Data entries:
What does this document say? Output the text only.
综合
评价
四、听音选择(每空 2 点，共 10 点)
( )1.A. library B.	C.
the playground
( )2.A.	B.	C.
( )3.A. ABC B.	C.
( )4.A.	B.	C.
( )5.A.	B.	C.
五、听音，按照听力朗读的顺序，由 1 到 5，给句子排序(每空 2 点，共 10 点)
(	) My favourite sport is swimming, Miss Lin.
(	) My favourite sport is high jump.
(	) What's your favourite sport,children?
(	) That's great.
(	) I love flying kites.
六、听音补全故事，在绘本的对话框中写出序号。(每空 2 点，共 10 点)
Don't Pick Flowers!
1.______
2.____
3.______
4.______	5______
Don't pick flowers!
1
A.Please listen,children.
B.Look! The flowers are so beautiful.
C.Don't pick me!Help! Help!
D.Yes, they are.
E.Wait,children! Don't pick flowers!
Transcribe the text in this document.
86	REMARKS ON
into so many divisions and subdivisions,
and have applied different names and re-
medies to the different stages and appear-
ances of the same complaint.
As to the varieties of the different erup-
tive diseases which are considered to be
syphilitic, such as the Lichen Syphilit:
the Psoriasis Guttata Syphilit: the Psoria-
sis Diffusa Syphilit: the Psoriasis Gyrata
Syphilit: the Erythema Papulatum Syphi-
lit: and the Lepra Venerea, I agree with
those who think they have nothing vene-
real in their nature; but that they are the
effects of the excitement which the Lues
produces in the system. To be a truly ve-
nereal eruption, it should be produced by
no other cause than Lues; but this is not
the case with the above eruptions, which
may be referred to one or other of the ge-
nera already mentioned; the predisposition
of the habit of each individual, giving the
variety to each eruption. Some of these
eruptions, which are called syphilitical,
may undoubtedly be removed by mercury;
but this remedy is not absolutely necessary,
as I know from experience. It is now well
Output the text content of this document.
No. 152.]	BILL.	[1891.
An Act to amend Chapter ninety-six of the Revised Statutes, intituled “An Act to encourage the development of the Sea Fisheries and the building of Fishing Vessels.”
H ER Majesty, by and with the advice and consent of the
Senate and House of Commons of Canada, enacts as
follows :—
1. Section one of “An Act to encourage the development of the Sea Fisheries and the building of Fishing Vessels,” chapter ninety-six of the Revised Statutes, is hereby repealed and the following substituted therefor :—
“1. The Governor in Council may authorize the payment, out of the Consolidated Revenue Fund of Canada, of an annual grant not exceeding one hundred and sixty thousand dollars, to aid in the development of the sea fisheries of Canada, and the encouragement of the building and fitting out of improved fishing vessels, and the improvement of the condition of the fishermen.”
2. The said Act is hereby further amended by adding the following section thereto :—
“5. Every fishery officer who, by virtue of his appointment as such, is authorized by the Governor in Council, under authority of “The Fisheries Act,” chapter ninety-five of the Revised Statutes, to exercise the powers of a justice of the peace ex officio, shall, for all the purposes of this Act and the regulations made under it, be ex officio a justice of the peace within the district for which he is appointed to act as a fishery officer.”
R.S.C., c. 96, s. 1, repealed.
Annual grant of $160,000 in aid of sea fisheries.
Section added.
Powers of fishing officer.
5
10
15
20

Problem: Go through the records and show every line with the string "which" in it.

Reply:
tive diseases which are considered to be
effects of the excitement which the Lues
the case with the above eruptions, which
eruptions, which are called syphilitical,
“5. Every fishery officer who, by virtue of his appointment as such, is authorized by the Governor in Council, under authority of “The Fisheries Act,” chapter ninety-five of the Revised Statutes, to exercise the powers of a justice of the peace ex officio, shall, for all the purposes of this Act and the regulations made under it, be ex officio a justice of the peace within the district for which he is appointed to act as a fishery officer.”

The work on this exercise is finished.